---------- LISTED ENTRIES

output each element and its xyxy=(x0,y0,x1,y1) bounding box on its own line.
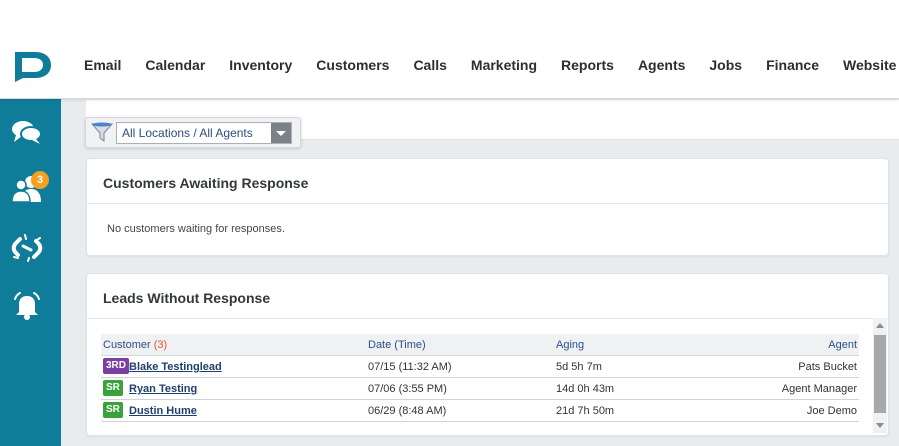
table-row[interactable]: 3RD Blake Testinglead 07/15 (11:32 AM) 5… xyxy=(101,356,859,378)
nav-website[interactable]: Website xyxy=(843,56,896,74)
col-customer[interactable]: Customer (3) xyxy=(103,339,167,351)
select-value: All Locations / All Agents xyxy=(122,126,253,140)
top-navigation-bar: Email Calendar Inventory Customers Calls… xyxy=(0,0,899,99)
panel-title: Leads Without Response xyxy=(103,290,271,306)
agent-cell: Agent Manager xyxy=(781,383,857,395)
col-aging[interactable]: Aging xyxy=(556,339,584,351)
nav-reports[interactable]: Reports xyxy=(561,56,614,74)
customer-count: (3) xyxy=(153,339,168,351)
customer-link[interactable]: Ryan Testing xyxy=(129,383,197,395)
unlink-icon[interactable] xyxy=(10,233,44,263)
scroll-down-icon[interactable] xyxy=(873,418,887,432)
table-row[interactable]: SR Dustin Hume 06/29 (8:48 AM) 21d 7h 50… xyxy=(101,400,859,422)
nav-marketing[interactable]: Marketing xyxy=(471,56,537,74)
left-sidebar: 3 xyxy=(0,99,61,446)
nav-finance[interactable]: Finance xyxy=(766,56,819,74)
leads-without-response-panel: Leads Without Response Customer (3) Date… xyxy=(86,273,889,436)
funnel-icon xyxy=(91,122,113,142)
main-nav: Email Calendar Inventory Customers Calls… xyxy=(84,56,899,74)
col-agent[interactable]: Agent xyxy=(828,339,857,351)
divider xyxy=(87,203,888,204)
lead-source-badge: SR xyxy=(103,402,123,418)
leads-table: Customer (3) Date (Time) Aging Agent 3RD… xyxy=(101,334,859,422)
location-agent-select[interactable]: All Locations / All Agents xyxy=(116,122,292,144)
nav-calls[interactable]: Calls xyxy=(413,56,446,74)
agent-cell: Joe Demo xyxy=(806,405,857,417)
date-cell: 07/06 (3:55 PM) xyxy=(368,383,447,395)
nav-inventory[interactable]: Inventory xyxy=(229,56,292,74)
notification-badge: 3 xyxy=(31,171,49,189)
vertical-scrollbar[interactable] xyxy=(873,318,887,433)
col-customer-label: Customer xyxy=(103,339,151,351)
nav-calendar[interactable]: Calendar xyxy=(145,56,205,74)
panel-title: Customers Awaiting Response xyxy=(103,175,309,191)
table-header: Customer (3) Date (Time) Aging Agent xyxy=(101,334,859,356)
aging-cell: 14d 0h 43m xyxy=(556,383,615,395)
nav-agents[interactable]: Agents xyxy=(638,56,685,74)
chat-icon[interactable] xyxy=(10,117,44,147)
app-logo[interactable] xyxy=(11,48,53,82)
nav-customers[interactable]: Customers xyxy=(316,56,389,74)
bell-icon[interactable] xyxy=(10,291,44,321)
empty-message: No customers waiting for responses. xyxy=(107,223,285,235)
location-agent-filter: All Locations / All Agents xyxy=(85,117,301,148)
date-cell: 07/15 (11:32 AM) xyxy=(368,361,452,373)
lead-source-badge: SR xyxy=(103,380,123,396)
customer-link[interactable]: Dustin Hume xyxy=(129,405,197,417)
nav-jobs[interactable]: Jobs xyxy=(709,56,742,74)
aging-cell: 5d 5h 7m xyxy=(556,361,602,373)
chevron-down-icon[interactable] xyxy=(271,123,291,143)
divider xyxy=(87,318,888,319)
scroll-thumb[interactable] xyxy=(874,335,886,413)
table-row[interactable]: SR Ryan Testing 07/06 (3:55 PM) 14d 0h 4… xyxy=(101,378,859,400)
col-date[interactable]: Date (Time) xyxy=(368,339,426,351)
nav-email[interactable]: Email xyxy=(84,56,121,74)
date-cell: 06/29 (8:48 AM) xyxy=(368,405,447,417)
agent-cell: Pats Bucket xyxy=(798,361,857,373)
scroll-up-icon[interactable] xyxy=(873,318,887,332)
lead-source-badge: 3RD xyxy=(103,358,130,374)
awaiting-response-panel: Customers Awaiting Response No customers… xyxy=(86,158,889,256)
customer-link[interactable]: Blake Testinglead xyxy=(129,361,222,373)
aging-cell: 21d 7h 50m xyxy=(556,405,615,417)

--------------------
---------- LISTED ENTRIES

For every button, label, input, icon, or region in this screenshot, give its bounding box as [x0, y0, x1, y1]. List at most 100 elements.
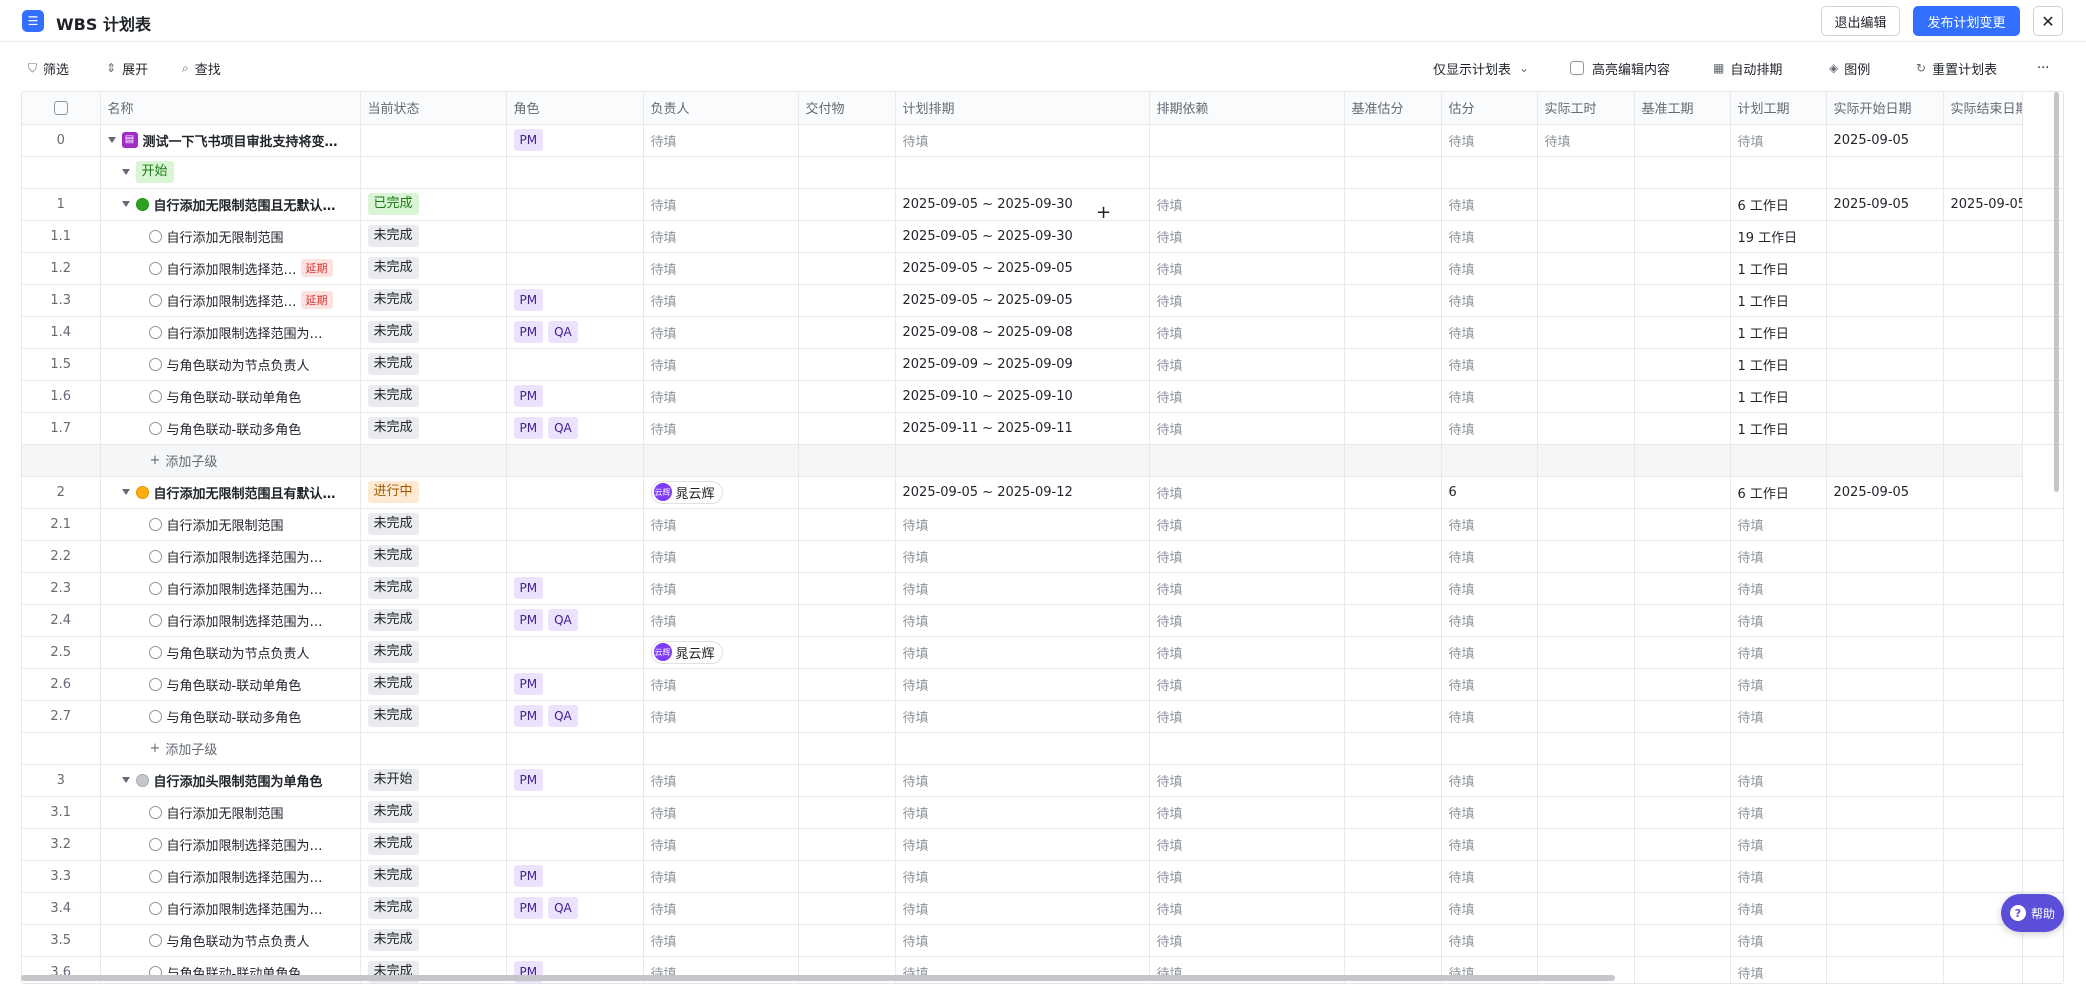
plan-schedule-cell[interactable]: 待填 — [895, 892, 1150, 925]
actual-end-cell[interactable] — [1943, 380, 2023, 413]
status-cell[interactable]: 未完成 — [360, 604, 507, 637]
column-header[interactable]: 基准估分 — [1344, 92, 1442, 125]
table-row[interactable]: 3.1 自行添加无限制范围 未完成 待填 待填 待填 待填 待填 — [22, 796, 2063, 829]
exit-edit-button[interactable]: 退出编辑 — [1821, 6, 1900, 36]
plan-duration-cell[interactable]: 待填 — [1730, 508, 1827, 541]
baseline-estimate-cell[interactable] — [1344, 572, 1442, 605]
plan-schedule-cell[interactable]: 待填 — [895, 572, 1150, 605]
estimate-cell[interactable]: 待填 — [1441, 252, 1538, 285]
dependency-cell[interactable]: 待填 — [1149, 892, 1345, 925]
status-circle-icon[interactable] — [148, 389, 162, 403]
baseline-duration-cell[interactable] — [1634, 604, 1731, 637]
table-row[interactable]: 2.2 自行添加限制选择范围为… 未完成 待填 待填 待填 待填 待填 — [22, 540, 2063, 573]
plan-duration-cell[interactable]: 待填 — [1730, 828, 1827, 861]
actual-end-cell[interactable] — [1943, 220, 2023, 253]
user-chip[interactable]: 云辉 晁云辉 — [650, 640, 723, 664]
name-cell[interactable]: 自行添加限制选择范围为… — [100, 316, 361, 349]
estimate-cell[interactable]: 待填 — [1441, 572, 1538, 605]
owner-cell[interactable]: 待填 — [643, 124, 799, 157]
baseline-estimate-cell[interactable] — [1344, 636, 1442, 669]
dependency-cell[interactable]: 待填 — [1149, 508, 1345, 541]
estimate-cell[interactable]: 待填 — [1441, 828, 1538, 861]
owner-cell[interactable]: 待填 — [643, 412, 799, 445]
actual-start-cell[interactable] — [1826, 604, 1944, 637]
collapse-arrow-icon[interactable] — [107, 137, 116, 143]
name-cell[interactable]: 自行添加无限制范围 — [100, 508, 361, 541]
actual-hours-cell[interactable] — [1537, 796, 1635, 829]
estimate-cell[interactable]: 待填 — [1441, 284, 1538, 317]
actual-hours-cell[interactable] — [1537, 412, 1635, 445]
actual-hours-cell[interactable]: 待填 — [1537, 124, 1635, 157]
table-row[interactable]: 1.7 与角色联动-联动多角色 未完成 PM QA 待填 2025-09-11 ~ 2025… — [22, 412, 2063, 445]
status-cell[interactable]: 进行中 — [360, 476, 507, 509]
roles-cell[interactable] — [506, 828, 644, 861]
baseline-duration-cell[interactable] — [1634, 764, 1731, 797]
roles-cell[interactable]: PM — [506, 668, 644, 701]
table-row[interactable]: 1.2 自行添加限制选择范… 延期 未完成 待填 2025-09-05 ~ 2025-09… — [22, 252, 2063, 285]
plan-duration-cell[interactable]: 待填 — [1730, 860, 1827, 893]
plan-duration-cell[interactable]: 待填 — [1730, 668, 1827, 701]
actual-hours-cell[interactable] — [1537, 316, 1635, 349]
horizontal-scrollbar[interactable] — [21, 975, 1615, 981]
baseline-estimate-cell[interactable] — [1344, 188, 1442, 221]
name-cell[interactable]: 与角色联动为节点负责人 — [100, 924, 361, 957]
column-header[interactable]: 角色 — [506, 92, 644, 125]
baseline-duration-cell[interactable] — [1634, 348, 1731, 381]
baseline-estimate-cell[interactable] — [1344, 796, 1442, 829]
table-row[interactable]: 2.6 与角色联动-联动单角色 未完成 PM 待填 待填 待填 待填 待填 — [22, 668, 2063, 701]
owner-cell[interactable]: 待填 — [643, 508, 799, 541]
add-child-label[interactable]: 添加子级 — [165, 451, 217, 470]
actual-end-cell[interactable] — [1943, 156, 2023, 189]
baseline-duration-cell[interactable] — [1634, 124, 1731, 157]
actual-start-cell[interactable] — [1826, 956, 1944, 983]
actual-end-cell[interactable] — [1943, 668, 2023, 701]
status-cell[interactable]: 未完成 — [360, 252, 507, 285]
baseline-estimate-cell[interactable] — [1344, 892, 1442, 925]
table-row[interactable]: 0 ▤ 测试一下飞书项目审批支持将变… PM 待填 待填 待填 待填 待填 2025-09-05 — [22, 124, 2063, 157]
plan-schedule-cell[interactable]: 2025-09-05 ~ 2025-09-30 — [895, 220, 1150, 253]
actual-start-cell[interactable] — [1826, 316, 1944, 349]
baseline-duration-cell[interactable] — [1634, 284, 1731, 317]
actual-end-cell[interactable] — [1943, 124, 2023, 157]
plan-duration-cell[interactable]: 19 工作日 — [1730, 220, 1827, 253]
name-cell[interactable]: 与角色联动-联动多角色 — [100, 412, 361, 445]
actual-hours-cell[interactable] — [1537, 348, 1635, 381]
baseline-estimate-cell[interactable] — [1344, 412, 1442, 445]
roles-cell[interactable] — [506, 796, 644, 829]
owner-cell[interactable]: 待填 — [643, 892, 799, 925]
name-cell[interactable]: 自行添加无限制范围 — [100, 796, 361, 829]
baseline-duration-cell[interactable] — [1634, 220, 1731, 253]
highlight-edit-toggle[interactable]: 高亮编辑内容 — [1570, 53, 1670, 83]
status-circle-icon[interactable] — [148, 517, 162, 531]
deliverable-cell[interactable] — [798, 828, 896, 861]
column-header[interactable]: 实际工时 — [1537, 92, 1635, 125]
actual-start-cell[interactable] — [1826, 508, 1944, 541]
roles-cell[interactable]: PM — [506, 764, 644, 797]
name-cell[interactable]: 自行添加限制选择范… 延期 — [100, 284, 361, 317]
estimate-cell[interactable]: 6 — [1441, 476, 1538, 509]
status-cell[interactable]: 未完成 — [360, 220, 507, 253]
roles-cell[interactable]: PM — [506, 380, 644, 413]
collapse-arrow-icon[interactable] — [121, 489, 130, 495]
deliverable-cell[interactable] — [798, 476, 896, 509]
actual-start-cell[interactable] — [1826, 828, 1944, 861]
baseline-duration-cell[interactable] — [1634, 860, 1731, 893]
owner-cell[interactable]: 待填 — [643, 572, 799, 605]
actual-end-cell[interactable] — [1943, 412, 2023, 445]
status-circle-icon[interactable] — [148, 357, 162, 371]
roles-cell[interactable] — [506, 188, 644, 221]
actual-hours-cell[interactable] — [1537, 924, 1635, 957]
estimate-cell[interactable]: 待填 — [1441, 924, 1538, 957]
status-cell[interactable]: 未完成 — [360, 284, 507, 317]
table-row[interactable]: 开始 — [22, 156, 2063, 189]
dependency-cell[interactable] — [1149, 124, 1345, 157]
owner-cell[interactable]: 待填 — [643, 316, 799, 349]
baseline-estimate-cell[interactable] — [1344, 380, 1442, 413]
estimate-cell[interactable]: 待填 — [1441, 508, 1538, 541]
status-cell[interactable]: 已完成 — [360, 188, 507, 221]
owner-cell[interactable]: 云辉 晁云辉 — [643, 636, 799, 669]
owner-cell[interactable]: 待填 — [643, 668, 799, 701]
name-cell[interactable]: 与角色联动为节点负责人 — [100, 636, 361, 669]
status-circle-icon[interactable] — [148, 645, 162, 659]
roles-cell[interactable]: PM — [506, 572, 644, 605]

--------------------

_YOUR GOAL_:
Please give the part that opens with the line containing "table-row[interactable]: 3RD Blake" and closes with the line containing "nav-finance[interactable]: Finance xyxy=(766,56,819,74)", swapping "Agent Manager" for "Sales Manager" and leaving everything else unchanged.

_WRITTEN SOLUTION_:
table-row[interactable]: 3RD Blake Testinglead 07/15 (11:32 AM) 5… xyxy=(101,356,859,378)
nav-website[interactable]: Website xyxy=(843,56,896,74)
col-customer[interactable]: Customer (3) xyxy=(103,339,167,351)
select-value: All Locations / All Agents xyxy=(122,126,253,140)
top-navigation-bar: Email Calendar Inventory Customers Calls… xyxy=(0,0,899,99)
panel-title: Leads Without Response xyxy=(103,290,271,306)
agent-cell: Sales Manager xyxy=(781,383,857,395)
col-aging[interactable]: Aging xyxy=(556,339,584,351)
nav-reports[interactable]: Reports xyxy=(561,56,614,74)
customer-count: (3) xyxy=(153,339,168,351)
customer-link[interactable]: Ryan Testing xyxy=(129,383,197,395)
unlink-icon[interactable] xyxy=(10,233,44,263)
scroll-down-icon[interactable] xyxy=(873,418,887,432)
table-row[interactable]: SR Dustin Hume 06/29 (8:48 AM) 21d 7h 50… xyxy=(101,400,859,422)
nav-marketing[interactable]: Marketing xyxy=(471,56,537,74)
left-sidebar: 3 xyxy=(0,99,61,446)
nav-finance[interactable]: Finance xyxy=(766,56,819,74)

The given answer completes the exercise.